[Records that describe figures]
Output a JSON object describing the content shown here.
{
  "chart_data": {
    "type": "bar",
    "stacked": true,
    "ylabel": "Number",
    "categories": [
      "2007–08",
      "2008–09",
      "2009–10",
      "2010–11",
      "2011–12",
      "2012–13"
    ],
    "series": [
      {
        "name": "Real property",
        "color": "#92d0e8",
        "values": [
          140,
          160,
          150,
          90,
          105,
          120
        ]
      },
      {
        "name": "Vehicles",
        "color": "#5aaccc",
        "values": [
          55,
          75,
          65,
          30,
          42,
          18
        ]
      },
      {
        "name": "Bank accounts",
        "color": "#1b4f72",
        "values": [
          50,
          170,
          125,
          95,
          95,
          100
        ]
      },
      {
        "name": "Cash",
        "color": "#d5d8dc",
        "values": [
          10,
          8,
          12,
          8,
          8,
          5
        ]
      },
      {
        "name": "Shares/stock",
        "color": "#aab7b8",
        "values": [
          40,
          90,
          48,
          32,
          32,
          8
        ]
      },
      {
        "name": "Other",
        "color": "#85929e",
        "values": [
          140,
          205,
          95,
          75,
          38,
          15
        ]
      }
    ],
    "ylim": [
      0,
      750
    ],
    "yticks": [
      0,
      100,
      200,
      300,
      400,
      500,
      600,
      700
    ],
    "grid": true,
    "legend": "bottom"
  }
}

### Task directions
Output the records above in their entirety, exactly.

### Correct answer
Output a JSON object describing the content shown here.
{
  "chart_data": {
    "type": "bar",
    "stacked": true,
    "ylabel": "Number",
    "categories": [
      "2007–08",
      "2008–09",
      "2009–10",
      "2010–11",
      "2011–12",
      "2012–13"
    ],
    "series": [
      {
        "name": "Real property",
        "color": "#92d0e8",
        "values": [
          140,
          160,
          150,
          90,
          105,
          120
        ]
      },
      {
        "name": "Vehicles",
        "color": "#5aaccc",
        "values": [
          55,
          75,
          65,
          30,
          42,
          18
        ]
      },
      {
        "name": "Bank accounts",
        "color": "#1b4f72",
        "values": [
          50,
          170,
          125,
          95,
          95,
          100
        ]
      },
      {
        "name": "Cash",
        "color": "#d5d8dc",
        "values": [
          10,
          8,
          12,
          8,
          8,
          5
        ]
      },
      {
        "name": "Shares/stock",
        "color": "#aab7b8",
        "values": [
          40,
          90,
          48,
          32,
          32,
          8
        ]
      },
      {
        "name": "Other",
        "color": "#85929e",
        "values": [
          140,
          205,
          95,
          75,
          38,
          15
        ]
      }
    ],
    "ylim": [
      0,
      750
    ],
    "yticks": [
      0,
      100,
      200,
      300,
      400,
      500,
      600,
      700
    ],
    "grid": true,
    "legend": "bottom"
  }
}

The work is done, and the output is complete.